Data provided
..........
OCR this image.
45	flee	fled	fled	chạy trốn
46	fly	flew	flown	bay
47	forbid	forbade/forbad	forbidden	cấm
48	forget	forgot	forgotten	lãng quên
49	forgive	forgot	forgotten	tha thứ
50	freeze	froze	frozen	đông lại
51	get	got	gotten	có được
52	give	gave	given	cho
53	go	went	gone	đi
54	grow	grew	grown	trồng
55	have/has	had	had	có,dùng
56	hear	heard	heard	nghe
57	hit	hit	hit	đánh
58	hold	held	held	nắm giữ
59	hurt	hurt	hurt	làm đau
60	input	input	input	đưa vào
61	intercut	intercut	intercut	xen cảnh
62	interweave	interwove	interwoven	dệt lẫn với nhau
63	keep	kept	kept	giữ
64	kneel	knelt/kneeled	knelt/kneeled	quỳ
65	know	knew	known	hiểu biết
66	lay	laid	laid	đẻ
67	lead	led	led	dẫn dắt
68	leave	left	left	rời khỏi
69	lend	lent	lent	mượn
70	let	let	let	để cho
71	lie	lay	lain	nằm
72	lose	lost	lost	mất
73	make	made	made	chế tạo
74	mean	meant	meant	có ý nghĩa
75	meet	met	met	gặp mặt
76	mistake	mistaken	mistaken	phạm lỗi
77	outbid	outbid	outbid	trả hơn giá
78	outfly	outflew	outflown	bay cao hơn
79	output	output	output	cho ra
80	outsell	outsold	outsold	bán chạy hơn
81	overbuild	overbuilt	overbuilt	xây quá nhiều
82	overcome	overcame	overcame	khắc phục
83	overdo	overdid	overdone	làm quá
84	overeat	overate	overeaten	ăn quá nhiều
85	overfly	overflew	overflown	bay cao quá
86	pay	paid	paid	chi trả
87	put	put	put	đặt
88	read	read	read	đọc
..........
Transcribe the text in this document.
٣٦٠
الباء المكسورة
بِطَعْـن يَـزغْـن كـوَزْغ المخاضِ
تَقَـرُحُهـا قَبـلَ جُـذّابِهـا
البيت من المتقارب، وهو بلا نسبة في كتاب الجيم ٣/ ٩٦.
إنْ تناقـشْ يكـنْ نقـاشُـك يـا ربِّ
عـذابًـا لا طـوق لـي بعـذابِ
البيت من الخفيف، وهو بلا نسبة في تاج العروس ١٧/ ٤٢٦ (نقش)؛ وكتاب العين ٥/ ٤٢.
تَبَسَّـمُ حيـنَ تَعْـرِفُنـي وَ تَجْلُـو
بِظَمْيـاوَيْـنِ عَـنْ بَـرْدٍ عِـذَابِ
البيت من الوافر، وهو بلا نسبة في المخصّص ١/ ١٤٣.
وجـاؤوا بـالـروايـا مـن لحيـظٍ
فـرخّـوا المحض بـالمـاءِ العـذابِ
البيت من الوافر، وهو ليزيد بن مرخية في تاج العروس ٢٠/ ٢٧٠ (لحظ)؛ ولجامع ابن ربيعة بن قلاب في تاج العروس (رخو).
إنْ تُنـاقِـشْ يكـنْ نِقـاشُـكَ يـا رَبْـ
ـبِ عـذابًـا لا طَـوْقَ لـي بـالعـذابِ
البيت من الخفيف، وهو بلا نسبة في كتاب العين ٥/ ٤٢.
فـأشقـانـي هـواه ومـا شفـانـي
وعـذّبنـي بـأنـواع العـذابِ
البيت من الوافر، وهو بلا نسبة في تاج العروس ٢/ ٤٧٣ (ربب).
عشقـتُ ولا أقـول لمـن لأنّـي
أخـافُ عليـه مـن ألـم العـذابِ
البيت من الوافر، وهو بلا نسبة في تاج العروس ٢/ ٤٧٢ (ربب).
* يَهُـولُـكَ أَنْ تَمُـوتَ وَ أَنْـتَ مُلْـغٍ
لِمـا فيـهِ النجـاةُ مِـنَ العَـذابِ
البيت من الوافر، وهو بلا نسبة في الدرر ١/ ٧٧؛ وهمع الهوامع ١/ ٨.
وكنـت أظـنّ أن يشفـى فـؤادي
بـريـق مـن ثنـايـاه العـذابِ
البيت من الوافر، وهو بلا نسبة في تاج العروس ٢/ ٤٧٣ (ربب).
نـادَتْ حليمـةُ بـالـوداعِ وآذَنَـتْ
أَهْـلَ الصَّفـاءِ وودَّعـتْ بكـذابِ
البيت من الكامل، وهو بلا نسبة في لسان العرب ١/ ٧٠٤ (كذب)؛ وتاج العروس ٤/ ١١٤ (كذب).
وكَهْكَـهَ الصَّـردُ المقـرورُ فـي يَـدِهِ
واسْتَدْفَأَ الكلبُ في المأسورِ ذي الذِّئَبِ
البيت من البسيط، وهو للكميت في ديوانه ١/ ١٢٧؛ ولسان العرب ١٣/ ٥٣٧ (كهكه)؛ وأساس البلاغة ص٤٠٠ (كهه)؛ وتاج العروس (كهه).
..........
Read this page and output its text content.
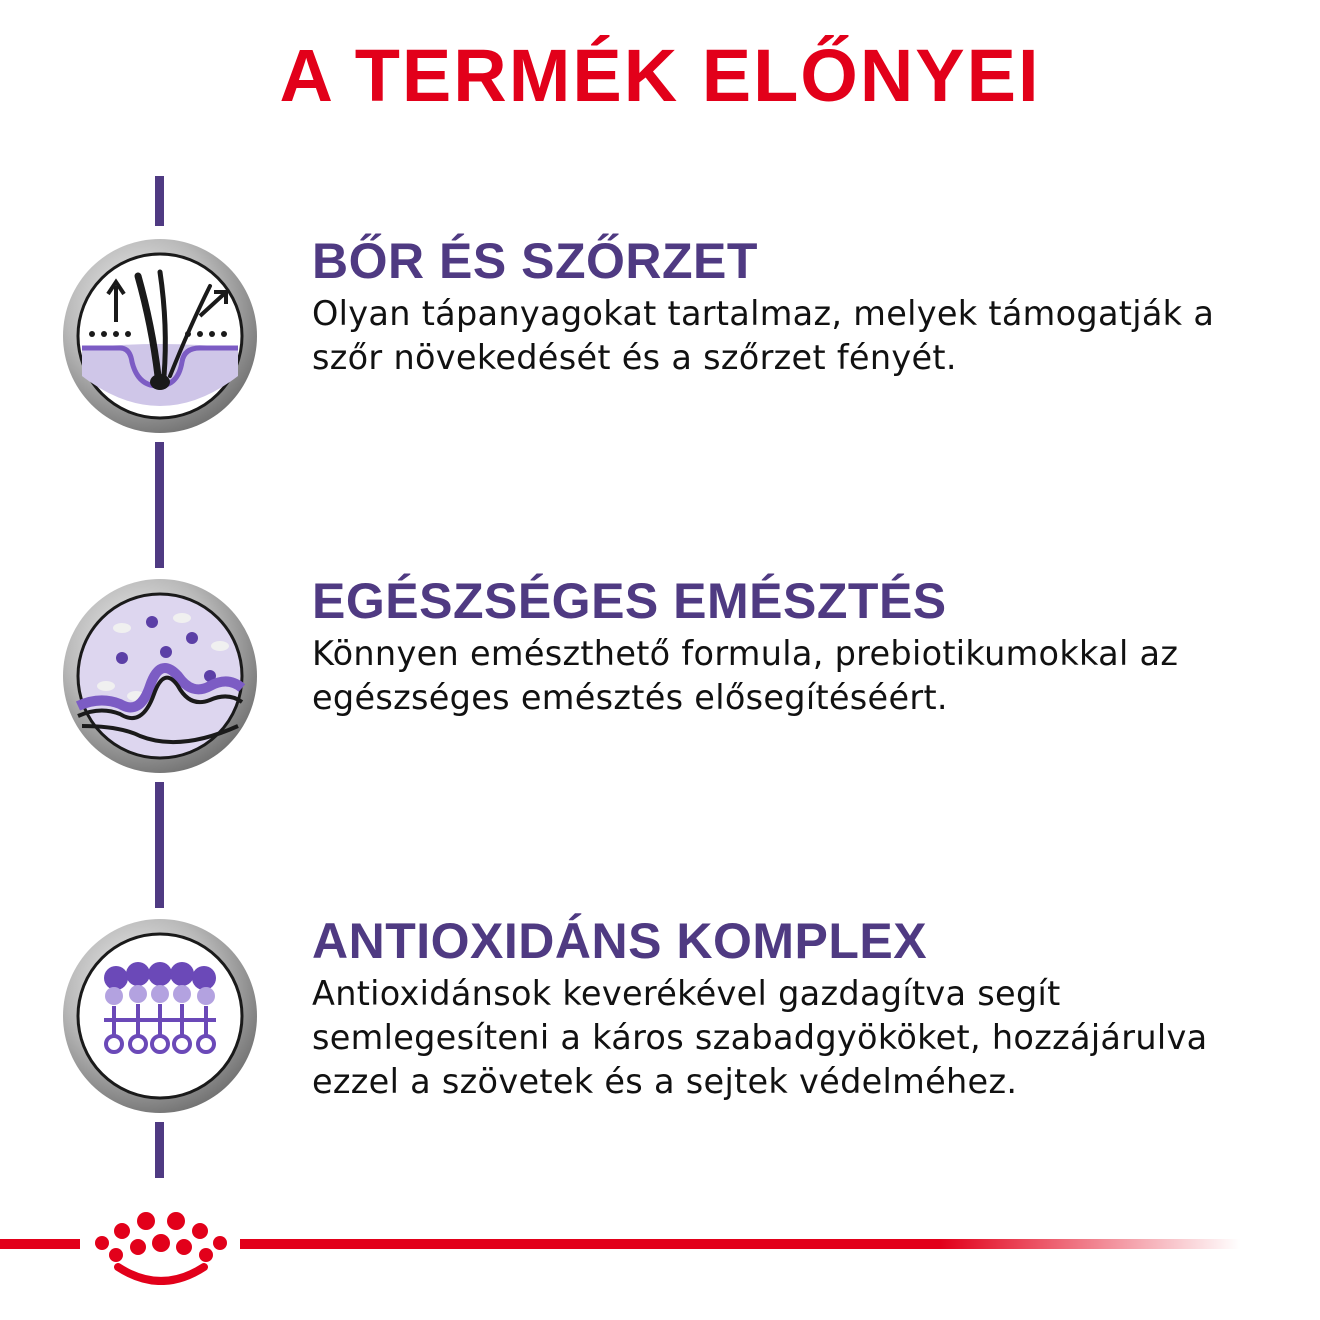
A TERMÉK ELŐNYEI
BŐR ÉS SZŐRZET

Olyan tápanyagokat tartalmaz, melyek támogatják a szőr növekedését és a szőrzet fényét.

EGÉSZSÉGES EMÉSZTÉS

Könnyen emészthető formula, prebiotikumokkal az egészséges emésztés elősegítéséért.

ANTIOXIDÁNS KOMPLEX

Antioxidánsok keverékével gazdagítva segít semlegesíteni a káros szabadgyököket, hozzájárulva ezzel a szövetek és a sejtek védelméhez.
..........
What to work on
In the entries above, identify every line with the word "وتاج". Copy those lines.

Exercise result
البيت من الكامل، وهو بلا نسبة في لسان العرب ١/ ٧٠٤ (كذب)؛ وتاج العروس ٤/ ١١٤ (كذب).
البيت من البسيط، وهو للكميت في ديوانه ١/ ١٢٧؛ ولسان العرب ١٣/ ٥٣٧ (كهكه)؛ وأساس البلاغة ص٤٠٠ (كهه)؛ وتاج العروس (كهه).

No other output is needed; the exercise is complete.